RECORDS FOR THE TASK:
++++++++
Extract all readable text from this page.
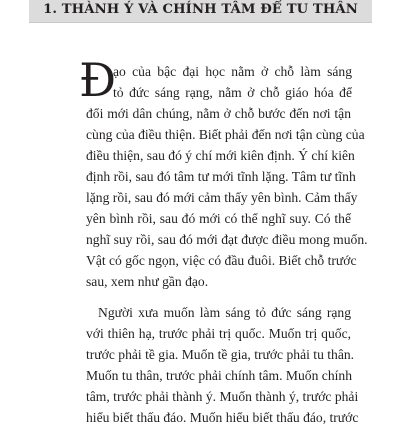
1. THÀNH Ý VÀ CHÍNH TÂM ĐỂ TU THÂN
Đ
ạo của bậc đại học nằm ở chỗ làm sáng
tỏ đức sáng rạng, nằm ở chỗ giáo hóa để
đổi mới dân chúng, nằm ở chỗ bước đến nơi tận
cùng của điều thiện. Biết phải đến nơi tận cùng của
điều thiện, sau đó ý chí mới kiên định. Ý chí kiên
định rồi, sau đó tâm tư mới tĩnh lặng. Tâm tư tĩnh
lặng rồi, sau đó mới cảm thấy yên bình. Cảm thấy
yên bình rồi, sau đó mới có thể nghĩ suy. Có thể
nghĩ suy rồi, sau đó mới đạt được điều mong muốn.
Vật có gốc ngọn, việc có đầu đuôi. Biết chỗ trước
sau, xem như gần đạo.
Người xưa muốn làm sáng tỏ đức sáng rạng
với thiên hạ, trước phải trị quốc. Muốn trị quốc,
trước phải tề gia. Muốn tề gia, trước phải tu thân.
Muốn tu thân, trước phải chính tâm. Muốn chính
tâm, trước phải thành ý. Muốn thành ý, trước phải
hiểu biết thấu đáo. Muốn hiểu biết thấu đáo, trước
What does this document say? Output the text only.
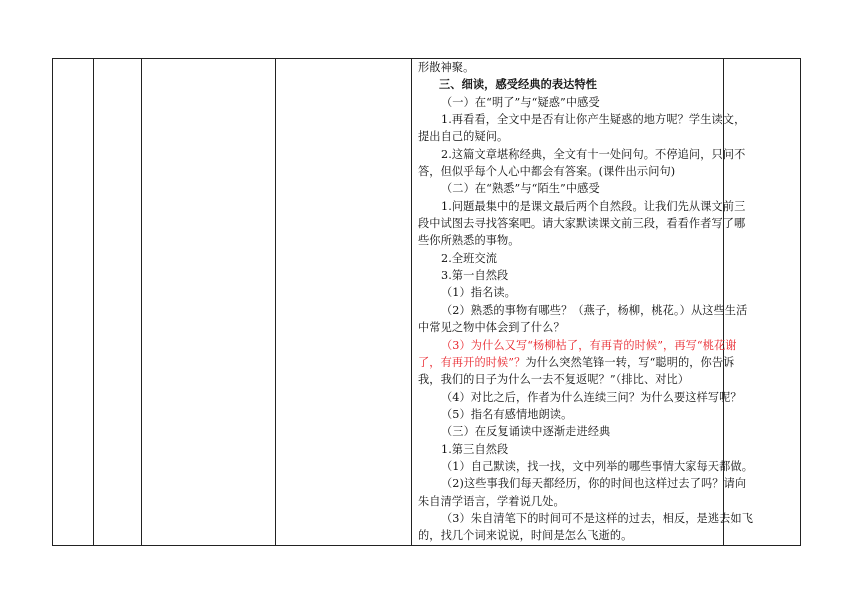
形散神聚。
三、细读，感受经典的表达特性
（一）在“明了”与“疑惑”中感受
1.再看看，全文中是否有让你产生疑惑的地方呢？学生读文，
提出自己的疑问。
2.这篇文章堪称经典，全文有十一处问句。不停追问，只问不
答，但似乎每个人心中都会有答案。(课件出示问句)
（二）在“熟悉”与“陌生”中感受
1.问题最集中的是课文最后两个自然段。让我们先从课文前三
段中试图去寻找答案吧。请大家默读课文前三段，看看作者写了哪
些你所熟悉的事物。
2.全班交流
3.第一自然段
（1）指名读。
（2）熟悉的事物有哪些？（燕子，杨柳，桃花。）从这些生活
中常见之物中体会到了什么？
（3）为什么又写“杨柳枯了，有再青的时候”，再写“桃花谢
了，有再开的时候”？为什么突然笔锋一转，写“聪明的，你告诉
我，我们的日子为什么一去不复返呢？”（排比、对比）
（4）对比之后，作者为什么连续三问？为什么要这样写呢？
（5）指名有感情地朗读。
（三）在反复诵读中逐渐走进经典
1.第三自然段
（1）自己默读，找一找，文中列举的哪些事情大家每天都做。
（2)这些事我们每天都经历，你的时间也这样过去了吗？请向
朱自清学语言，学着说几处。
（3）朱自清笔下的时间可不是这样的过去，相反，是逃去如飞
的，找几个词来说说，时间是怎么飞逝的。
++++++++
TASK: Transcribe each line above verbatim, with the pictures left out.

SOLUTION FOR THIS TASK:
Extract all readable text from this page.
1. THÀNH Ý VÀ CHÍNH TÂM ĐỂ TU THÂN
Đ
ạo của bậc đại học nằm ở chỗ làm sáng
tỏ đức sáng rạng, nằm ở chỗ giáo hóa để
đổi mới dân chúng, nằm ở chỗ bước đến nơi tận
cùng của điều thiện. Biết phải đến nơi tận cùng của
điều thiện, sau đó ý chí mới kiên định. Ý chí kiên
định rồi, sau đó tâm tư mới tĩnh lặng. Tâm tư tĩnh
lặng rồi, sau đó mới cảm thấy yên bình. Cảm thấy
yên bình rồi, sau đó mới có thể nghĩ suy. Có thể
nghĩ suy rồi, sau đó mới đạt được điều mong muốn.
Vật có gốc ngọn, việc có đầu đuôi. Biết chỗ trước
sau, xem như gần đạo.
Người xưa muốn làm sáng tỏ đức sáng rạng
với thiên hạ, trước phải trị quốc. Muốn trị quốc,
trước phải tề gia. Muốn tề gia, trước phải tu thân.
Muốn tu thân, trước phải chính tâm. Muốn chính
tâm, trước phải thành ý. Muốn thành ý, trước phải
hiểu biết thấu đáo. Muốn hiểu biết thấu đáo, trước
What does this document say? Output the text only.
形散神聚。
三、细读，感受经典的表达特性
（一）在“明了”与“疑惑”中感受
1.再看看，全文中是否有让你产生疑惑的地方呢？学生读文，
提出自己的疑问。
2.这篇文章堪称经典，全文有十一处问句。不停追问，只问不
答，但似乎每个人心中都会有答案。(课件出示问句)
（二）在“熟悉”与“陌生”中感受
1.问题最集中的是课文最后两个自然段。让我们先从课文前三
段中试图去寻找答案吧。请大家默读课文前三段，看看作者写了哪
些你所熟悉的事物。
2.全班交流
3.第一自然段
（1）指名读。
（2）熟悉的事物有哪些？（燕子，杨柳，桃花。）从这些生活
中常见之物中体会到了什么？
（3）为什么又写“杨柳枯了，有再青的时候”，再写“桃花谢
了，有再开的时候”？为什么突然笔锋一转，写“聪明的，你告诉
我，我们的日子为什么一去不复返呢？”（排比、对比）
（4）对比之后，作者为什么连续三问？为什么要这样写呢？
（5）指名有感情地朗读。
（三）在反复诵读中逐渐走进经典
1.第三自然段
（1）自己默读，找一找，文中列举的哪些事情大家每天都做。
（2)这些事我们每天都经历，你的时间也这样过去了吗？请向
朱自清学语言，学着说几处。
（3）朱自清笔下的时间可不是这样的过去，相反，是逃去如飞
的，找几个词来说说，时间是怎么飞逝的。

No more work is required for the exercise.